---- MATERIAL SHOWN

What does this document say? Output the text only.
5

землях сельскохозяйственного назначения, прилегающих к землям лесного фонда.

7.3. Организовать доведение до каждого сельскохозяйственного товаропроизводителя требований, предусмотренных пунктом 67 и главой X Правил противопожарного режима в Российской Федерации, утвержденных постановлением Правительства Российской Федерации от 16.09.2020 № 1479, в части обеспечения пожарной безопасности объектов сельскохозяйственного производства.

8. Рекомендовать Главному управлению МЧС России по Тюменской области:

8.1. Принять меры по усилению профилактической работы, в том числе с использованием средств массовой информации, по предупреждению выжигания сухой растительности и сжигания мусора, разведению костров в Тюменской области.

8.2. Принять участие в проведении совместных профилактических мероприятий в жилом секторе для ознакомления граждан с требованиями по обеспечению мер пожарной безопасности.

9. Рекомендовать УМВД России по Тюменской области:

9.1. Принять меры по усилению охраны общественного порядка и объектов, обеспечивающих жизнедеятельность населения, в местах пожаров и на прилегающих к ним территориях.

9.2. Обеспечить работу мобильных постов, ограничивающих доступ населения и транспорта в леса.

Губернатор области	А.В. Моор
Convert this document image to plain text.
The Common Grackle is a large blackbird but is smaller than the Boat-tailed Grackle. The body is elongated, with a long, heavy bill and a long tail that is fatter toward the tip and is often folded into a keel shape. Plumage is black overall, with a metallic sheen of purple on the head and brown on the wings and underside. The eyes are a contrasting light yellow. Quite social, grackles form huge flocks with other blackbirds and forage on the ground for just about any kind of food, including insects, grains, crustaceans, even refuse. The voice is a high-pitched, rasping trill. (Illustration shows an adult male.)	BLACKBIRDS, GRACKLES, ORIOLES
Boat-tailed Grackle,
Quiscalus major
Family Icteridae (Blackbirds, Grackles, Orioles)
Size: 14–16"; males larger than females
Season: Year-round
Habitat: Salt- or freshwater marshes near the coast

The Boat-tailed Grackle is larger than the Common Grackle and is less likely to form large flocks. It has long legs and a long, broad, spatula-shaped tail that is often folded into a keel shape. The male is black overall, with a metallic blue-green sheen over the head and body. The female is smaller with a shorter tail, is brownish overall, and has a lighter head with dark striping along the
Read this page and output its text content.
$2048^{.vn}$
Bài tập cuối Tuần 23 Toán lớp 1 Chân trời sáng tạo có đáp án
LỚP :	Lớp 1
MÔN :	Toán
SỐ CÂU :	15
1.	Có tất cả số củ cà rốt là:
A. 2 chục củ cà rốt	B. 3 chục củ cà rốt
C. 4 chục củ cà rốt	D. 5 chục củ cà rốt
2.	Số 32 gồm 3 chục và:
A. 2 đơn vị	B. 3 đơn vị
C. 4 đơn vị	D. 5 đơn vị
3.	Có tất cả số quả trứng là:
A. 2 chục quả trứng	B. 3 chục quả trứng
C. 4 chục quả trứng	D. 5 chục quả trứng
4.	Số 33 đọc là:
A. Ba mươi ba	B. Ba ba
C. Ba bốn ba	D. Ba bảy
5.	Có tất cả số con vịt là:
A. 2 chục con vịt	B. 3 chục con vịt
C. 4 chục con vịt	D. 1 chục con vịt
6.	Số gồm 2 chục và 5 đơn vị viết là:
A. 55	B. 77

--------

WORK TO COMPLETE. Of the lines in the listing, how many hold the word "сельскохозяйственного"? Nothing but the number is needed.

ANSWER TO THE EXERCISE. 2